All of the lines below are to be printed again exactly; images are excluded from the output.

## Stored entries
——
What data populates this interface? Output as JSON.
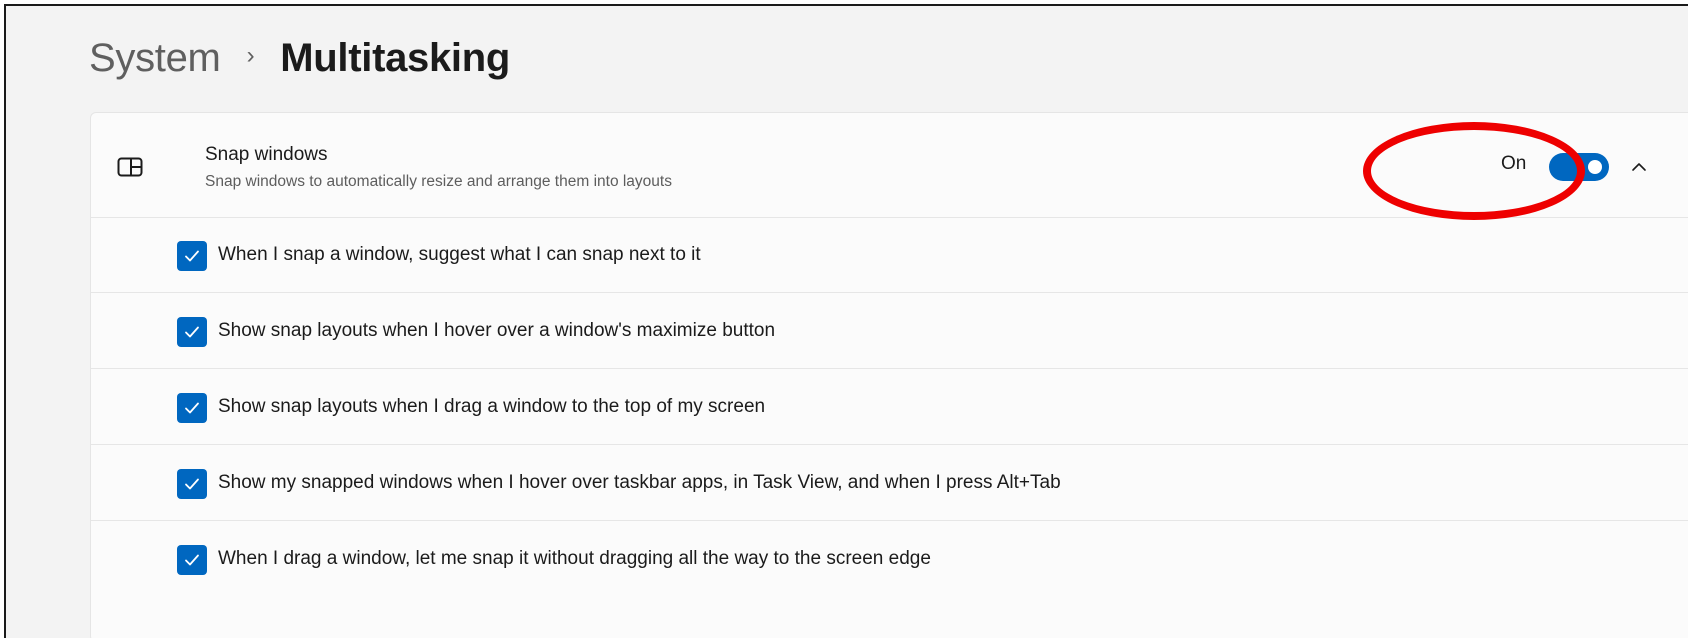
{
  "breadcrumb": {
    "parent": "System",
    "separator": "›",
    "current": "Multitasking"
  },
  "snap_windows": {
    "icon": "snap-layout-icon",
    "title": "Snap windows",
    "description": "Snap windows to automatically resize and arrange them into layouts",
    "toggle_state_label": "On",
    "toggle_on": true,
    "expanded": true,
    "accent_color": "#0067c0"
  },
  "options": [
    {
      "label": "When I snap a window, suggest what I can snap next to it",
      "checked": true
    },
    {
      "label": "Show snap layouts when I hover over a window's maximize button",
      "checked": true
    },
    {
      "label": "Show snap layouts when I drag a window to the top of my screen",
      "checked": true
    },
    {
      "label": "Show my snapped windows when I hover over taskbar apps, in Task View, and when I press Alt+Tab",
      "checked": true
    },
    {
      "label": "When I drag a window, let me snap it without dragging all the way to the screen edge",
      "checked": true
    }
  ],
  "annotation": {
    "shape": "ellipse",
    "color": "#ee0000",
    "target": "snap-windows-toggle"
  }
}
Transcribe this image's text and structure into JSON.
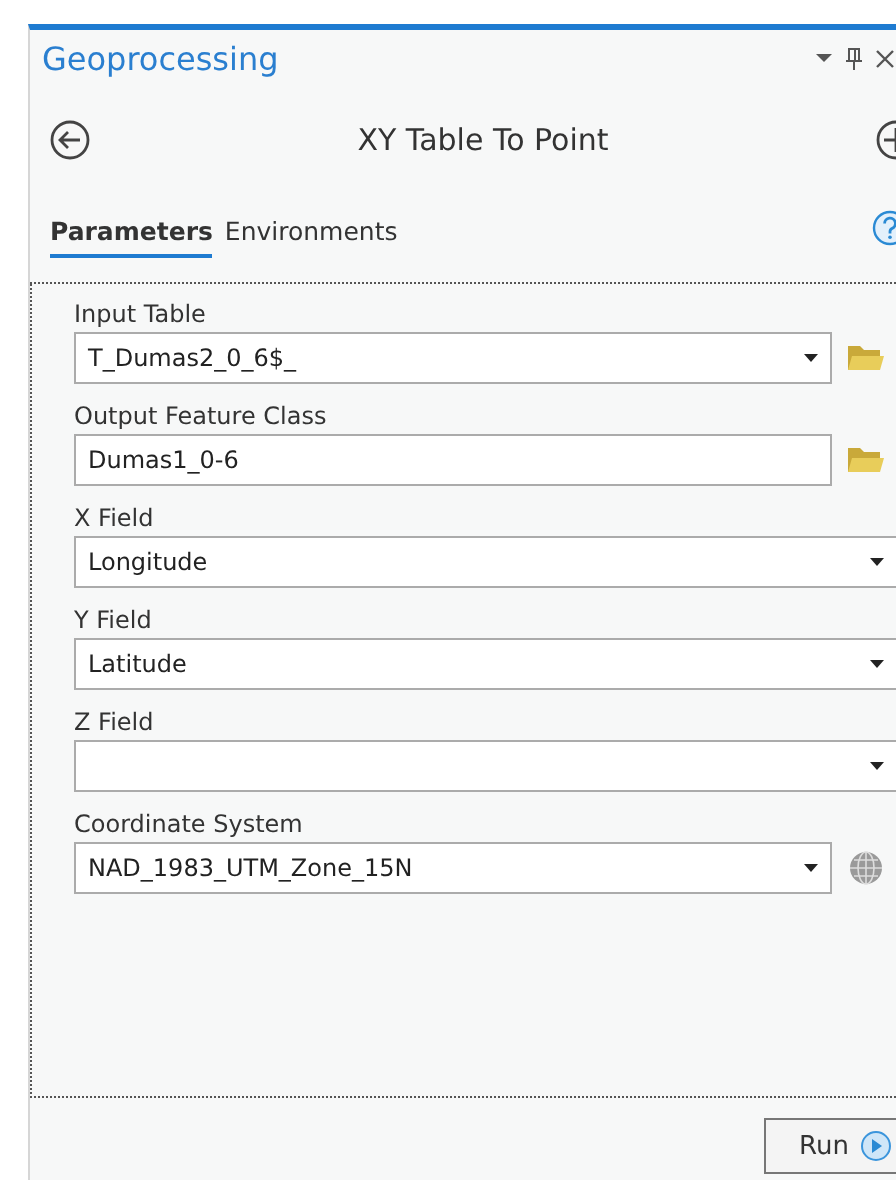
{
  "pane": {
    "title": "Geoprocessing"
  },
  "tool": {
    "title": "XY Table To Point"
  },
  "tabs": [
    {
      "label": "Parameters",
      "selected": true
    },
    {
      "label": "Environments",
      "selected": false
    }
  ],
  "fields": [
    {
      "label": "Input Table",
      "value": "T_Dumas2_0_6$_",
      "kind": "dropdown-browse"
    },
    {
      "label": "Output Feature Class",
      "value": "Dumas1_0-6",
      "kind": "text-browse"
    },
    {
      "label": "X Field",
      "value": "Longitude",
      "kind": "dropdown"
    },
    {
      "label": "Y Field",
      "value": "Latitude",
      "kind": "dropdown"
    },
    {
      "label": "Z Field",
      "kind": "dropdown"
    },
    {
      "label": "Coordinate System",
      "value": "NAD_1983_UTM_Zone_15N",
      "kind": "dropdown-coordinate"
    }
  ],
  "run_button": "Run"
}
——
## Answer to this problem
What data populates this interface? Output as JSON.
{
  "breadcrumb": {
    "parent": "System",
    "separator": "›",
    "current": "Multitasking"
  },
  "snap_windows": {
    "icon": "snap-layout-icon",
    "title": "Snap windows",
    "description": "Snap windows to automatically resize and arrange them into layouts",
    "toggle_state_label": "On",
    "toggle_on": true,
    "expanded": true,
    "accent_color": "#0067c0"
  },
  "options": [
    {
      "label": "When I snap a window, suggest what I can snap next to it",
      "checked": true
    },
    {
      "label": "Show snap layouts when I hover over a window's maximize button",
      "checked": true
    },
    {
      "label": "Show snap layouts when I drag a window to the top of my screen",
      "checked": true
    },
    {
      "label": "Show my snapped windows when I hover over taskbar apps, in Task View, and when I press Alt+Tab",
      "checked": true
    },
    {
      "label": "When I drag a window, let me snap it without dragging all the way to the screen edge",
      "checked": true
    }
  ],
  "annotation": {
    "shape": "ellipse",
    "color": "#ee0000",
    "target": "snap-windows-toggle"
  }
}
Transcribe this image's text and structure into JSON.
{
  "pane": {
    "title": "Geoprocessing"
  },
  "tool": {
    "title": "XY Table To Point"
  },
  "tabs": [
    {
      "label": "Parameters",
      "selected": true
    },
    {
      "label": "Environments",
      "selected": false
    }
  ],
  "fields": [
    {
      "label": "Input Table",
      "value": "T_Dumas2_0_6$_",
      "kind": "dropdown-browse"
    },
    {
      "label": "Output Feature Class",
      "value": "Dumas1_0-6",
      "kind": "text-browse"
    },
    {
      "label": "X Field",
      "value": "Longitude",
      "kind": "dropdown"
    },
    {
      "label": "Y Field",
      "value": "Latitude",
      "kind": "dropdown"
    },
    {
      "label": "Z Field",
      "kind": "dropdown"
    },
    {
      "label": "Coordinate System",
      "value": "NAD_1983_UTM_Zone_15N",
      "kind": "dropdown-coordinate"
    }
  ],
  "run_button": "Run"
}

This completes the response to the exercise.